Dataset items:
— Begin —

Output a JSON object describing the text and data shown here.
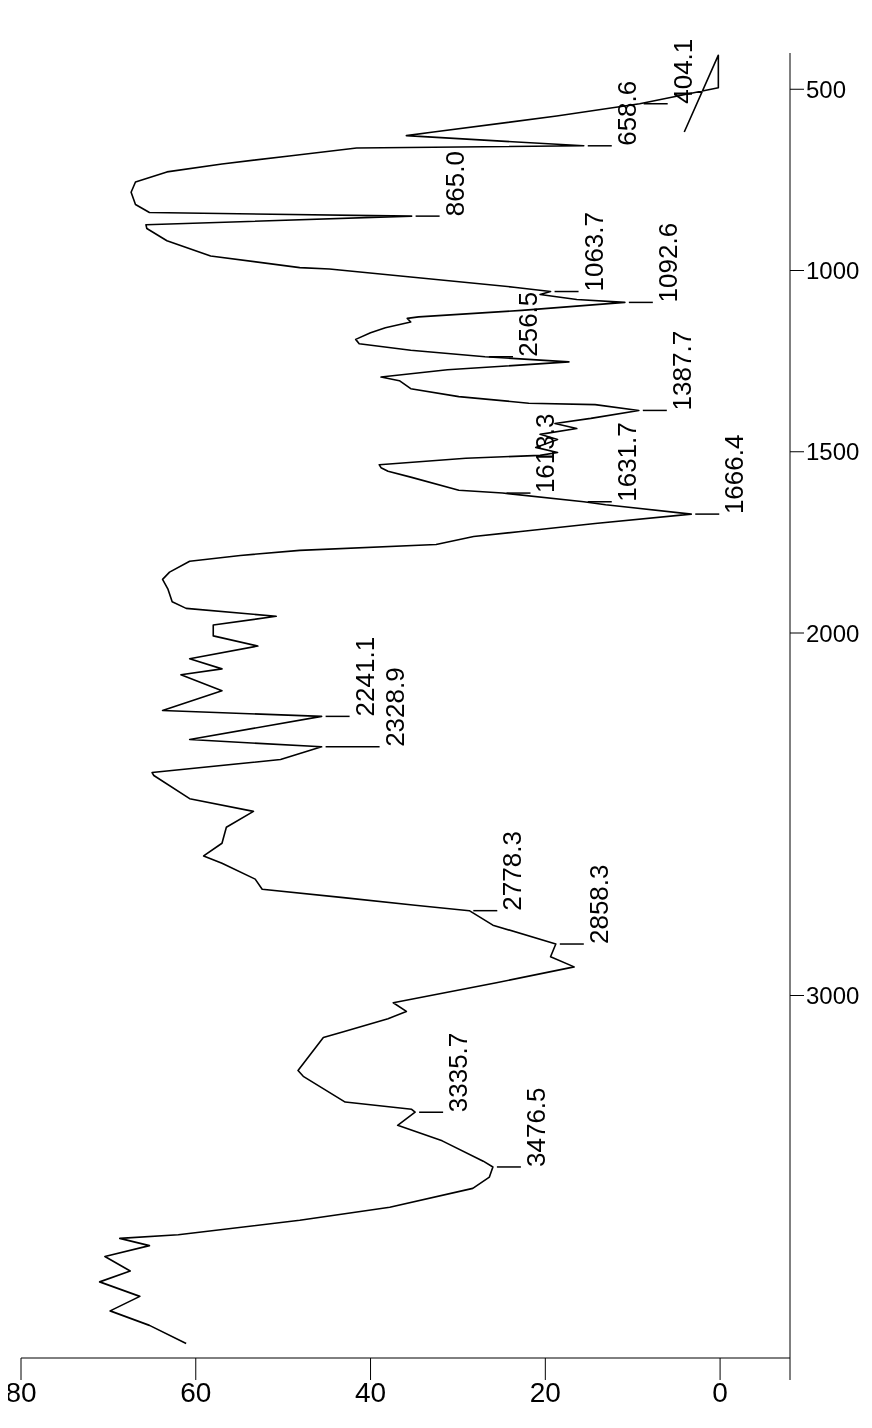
{
  "chart_data": {
    "type": "line",
    "ylim": [
      4000,
      400
    ],
    "yticks": [
      500,
      1000,
      1500,
      2000,
      3000
    ],
    "xlim": [
      80,
      -8
    ],
    "xticks": [
      80,
      60,
      40,
      20,
      0,
      {
        "value": -8,
        "label": null
      }
    ],
    "series": [
      {
        "color": "#000000",
        "values": [
          3960,
          3910,
          3870,
          3830,
          3790,
          3760,
          3720,
          3690,
          3670,
          3660,
          3620,
          3584,
          3532,
          3501,
          3473,
          3457,
          3401,
          3358,
          3322,
          3314,
          3294,
          3223,
          3207,
          3116,
          3100,
          3064,
          3044,
          3020,
          2965,
          2921,
          2893,
          2858,
          2806,
          2766,
          2751,
          2730,
          2707,
          2679,
          2635,
          2615,
          2580,
          2536,
          2492,
          2457,
          2393,
          2385,
          2349,
          2314,
          2294,
          2230,
          2214,
          2159,
          2115,
          2099,
          2071,
          2036,
          2008,
          1978,
          1954,
          1932,
          1914,
          1878,
          1852,
          1832,
          1802,
          1786,
          1772,
          1756,
          1734,
          1720,
          1698,
          1672,
          1646,
          1638,
          1614,
          1606,
          1570,
          1554,
          1544,
          1536,
          1518,
          1510,
          1502,
          1488,
          1466,
          1452,
          1436,
          1422,
          1408,
          1386,
          1370,
          1366,
          1348,
          1326,
          1304,
          1294,
          1274,
          1252,
          1238,
          1220,
          1202,
          1190,
          1172,
          1158,
          1142,
          1132,
          1128,
          1110,
          1088,
          1080,
          1066,
          1058,
          1046,
          1018,
          996,
          992,
          960,
          918,
          884,
          874,
          850,
          840,
          818,
          784,
          756,
          728,
          706,
          684,
          662,
          656,
          628,
          618,
          574,
          540,
          496,
          406,
          618
        ],
        "x": [
          61.1,
          65.3,
          69.8,
          66.4,
          71.0,
          67.5,
          70.4,
          65.3,
          68.7,
          62.0,
          48.1,
          37.8,
          28.3,
          26.4,
          26.0,
          27.1,
          31.8,
          36.9,
          34.9,
          35.3,
          42.9,
          47.7,
          48.3,
          45.4,
          43.1,
          38.0,
          35.9,
          37.4,
          25.6,
          16.7,
          19.4,
          18.8,
          26.0,
          28.7,
          34.9,
          43.1,
          52.4,
          53.2,
          57.0,
          59.1,
          57.0,
          56.5,
          53.4,
          60.7,
          64.8,
          65.0,
          50.3,
          45.6,
          60.7,
          45.6,
          63.8,
          57.0,
          61.7,
          57.0,
          60.7,
          52.9,
          58.0,
          58.0,
          50.8,
          61.1,
          62.7,
          63.2,
          63.8,
          63.0,
          60.7,
          54.9,
          48.1,
          32.5,
          28.2,
          22.8,
          14.3,
          3.3,
          13.1,
          15.6,
          24.9,
          29.9,
          35.4,
          38.0,
          38.8,
          39.0,
          29.1,
          20.6,
          18.6,
          21.1,
          18.6,
          20.6,
          16.4,
          18.9,
          14.8,
          9.3,
          14.3,
          21.9,
          29.9,
          35.4,
          36.7,
          38.8,
          31.2,
          17.3,
          26.9,
          35.4,
          41.3,
          41.7,
          40.0,
          38.3,
          35.4,
          35.8,
          34.5,
          22.7,
          10.9,
          16.4,
          20.6,
          19.4,
          23.6,
          35.4,
          44.7,
          48.1,
          58.3,
          63.3,
          65.6,
          65.7,
          35.3,
          65.3,
          66.9,
          67.4,
          66.9,
          63.3,
          57.0,
          49.3,
          41.6,
          15.6,
          35.9,
          32.8,
          18.7,
          9.2,
          0.2,
          0.2,
          4.1
        ]
      }
    ],
    "annotations": [
      {
        "text": "404.1",
        "y": 540,
        "x": 9.2
      },
      {
        "text": "658.6",
        "y": 656,
        "x": 15.6
      },
      {
        "text": "865.0",
        "y": 850,
        "x": 35.3
      },
      {
        "text": "1063.7",
        "y": 1058,
        "x": 19.4
      },
      {
        "text": "1092.6",
        "y": 1088,
        "x": 10.9
      },
      {
        "text": "256.5",
        "y": 1238,
        "x": 26.9
      },
      {
        "text": "1387.7",
        "y": 1386,
        "x": 9.3
      },
      {
        "text": "1613.3",
        "y": 1614,
        "x": 24.9
      },
      {
        "text": "1631.7",
        "y": 1638,
        "x": 15.6
      },
      {
        "text": "1666.4",
        "y": 1672,
        "x": 3.3
      },
      {
        "text": "2241.1",
        "y": 2230,
        "x": 45.6
      },
      {
        "text": "2328.9",
        "y": 2314,
        "x": 45.6
      },
      {
        "text": "2778.3",
        "y": 2766,
        "x": 28.7
      },
      {
        "text": "2858.3",
        "y": 2858,
        "x": 18.8
      },
      {
        "text": "3335.7",
        "y": 3322,
        "x": 34.9
      },
      {
        "text": "3476.5",
        "y": 3473,
        "x": 26.0
      }
    ]
  }
}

— End —

▶ [WHAT IS EXPECTED]: Transcribe every line from the records above without alteration, and leave out the images.

▶ [EXERCISE ANSWER]:
Output a JSON object describing the text and data shown here.
{
  "chart_data": {
    "type": "line",
    "ylim": [
      4000,
      400
    ],
    "yticks": [
      500,
      1000,
      1500,
      2000,
      3000
    ],
    "xlim": [
      80,
      -8
    ],
    "xticks": [
      80,
      60,
      40,
      20,
      0,
      {
        "value": -8,
        "label": null
      }
    ],
    "series": [
      {
        "color": "#000000",
        "values": [
          3960,
          3910,
          3870,
          3830,
          3790,
          3760,
          3720,
          3690,
          3670,
          3660,
          3620,
          3584,
          3532,
          3501,
          3473,
          3457,
          3401,
          3358,
          3322,
          3314,
          3294,
          3223,
          3207,
          3116,
          3100,
          3064,
          3044,
          3020,
          2965,
          2921,
          2893,
          2858,
          2806,
          2766,
          2751,
          2730,
          2707,
          2679,
          2635,
          2615,
          2580,
          2536,
          2492,
          2457,
          2393,
          2385,
          2349,
          2314,
          2294,
          2230,
          2214,
          2159,
          2115,
          2099,
          2071,
          2036,
          2008,
          1978,
          1954,
          1932,
          1914,
          1878,
          1852,
          1832,
          1802,
          1786,
          1772,
          1756,
          1734,
          1720,
          1698,
          1672,
          1646,
          1638,
          1614,
          1606,
          1570,
          1554,
          1544,
          1536,
          1518,
          1510,
          1502,
          1488,
          1466,
          1452,
          1436,
          1422,
          1408,
          1386,
          1370,
          1366,
          1348,
          1326,
          1304,
          1294,
          1274,
          1252,
          1238,
          1220,
          1202,
          1190,
          1172,
          1158,
          1142,
          1132,
          1128,
          1110,
          1088,
          1080,
          1066,
          1058,
          1046,
          1018,
          996,
          992,
          960,
          918,
          884,
          874,
          850,
          840,
          818,
          784,
          756,
          728,
          706,
          684,
          662,
          656,
          628,
          618,
          574,
          540,
          496,
          406,
          618
        ],
        "x": [
          61.1,
          65.3,
          69.8,
          66.4,
          71.0,
          67.5,
          70.4,
          65.3,
          68.7,
          62.0,
          48.1,
          37.8,
          28.3,
          26.4,
          26.0,
          27.1,
          31.8,
          36.9,
          34.9,
          35.3,
          42.9,
          47.7,
          48.3,
          45.4,
          43.1,
          38.0,
          35.9,
          37.4,
          25.6,
          16.7,
          19.4,
          18.8,
          26.0,
          28.7,
          34.9,
          43.1,
          52.4,
          53.2,
          57.0,
          59.1,
          57.0,
          56.5,
          53.4,
          60.7,
          64.8,
          65.0,
          50.3,
          45.6,
          60.7,
          45.6,
          63.8,
          57.0,
          61.7,
          57.0,
          60.7,
          52.9,
          58.0,
          58.0,
          50.8,
          61.1,
          62.7,
          63.2,
          63.8,
          63.0,
          60.7,
          54.9,
          48.1,
          32.5,
          28.2,
          22.8,
          14.3,
          3.3,
          13.1,
          15.6,
          24.9,
          29.9,
          35.4,
          38.0,
          38.8,
          39.0,
          29.1,
          20.6,
          18.6,
          21.1,
          18.6,
          20.6,
          16.4,
          18.9,
          14.8,
          9.3,
          14.3,
          21.9,
          29.9,
          35.4,
          36.7,
          38.8,
          31.2,
          17.3,
          26.9,
          35.4,
          41.3,
          41.7,
          40.0,
          38.3,
          35.4,
          35.8,
          34.5,
          22.7,
          10.9,
          16.4,
          20.6,
          19.4,
          23.6,
          35.4,
          44.7,
          48.1,
          58.3,
          63.3,
          65.6,
          65.7,
          35.3,
          65.3,
          66.9,
          67.4,
          66.9,
          63.3,
          57.0,
          49.3,
          41.6,
          15.6,
          35.9,
          32.8,
          18.7,
          9.2,
          0.2,
          0.2,
          4.1
        ]
      }
    ],
    "annotations": [
      {
        "text": "404.1",
        "y": 540,
        "x": 9.2
      },
      {
        "text": "658.6",
        "y": 656,
        "x": 15.6
      },
      {
        "text": "865.0",
        "y": 850,
        "x": 35.3
      },
      {
        "text": "1063.7",
        "y": 1058,
        "x": 19.4
      },
      {
        "text": "1092.6",
        "y": 1088,
        "x": 10.9
      },
      {
        "text": "256.5",
        "y": 1238,
        "x": 26.9
      },
      {
        "text": "1387.7",
        "y": 1386,
        "x": 9.3
      },
      {
        "text": "1613.3",
        "y": 1614,
        "x": 24.9
      },
      {
        "text": "1631.7",
        "y": 1638,
        "x": 15.6
      },
      {
        "text": "1666.4",
        "y": 1672,
        "x": 3.3
      },
      {
        "text": "2241.1",
        "y": 2230,
        "x": 45.6
      },
      {
        "text": "2328.9",
        "y": 2314,
        "x": 45.6
      },
      {
        "text": "2778.3",
        "y": 2766,
        "x": 28.7
      },
      {
        "text": "2858.3",
        "y": 2858,
        "x": 18.8
      },
      {
        "text": "3335.7",
        "y": 3322,
        "x": 34.9
      },
      {
        "text": "3476.5",
        "y": 3473,
        "x": 26.0
      }
    ]
  }
}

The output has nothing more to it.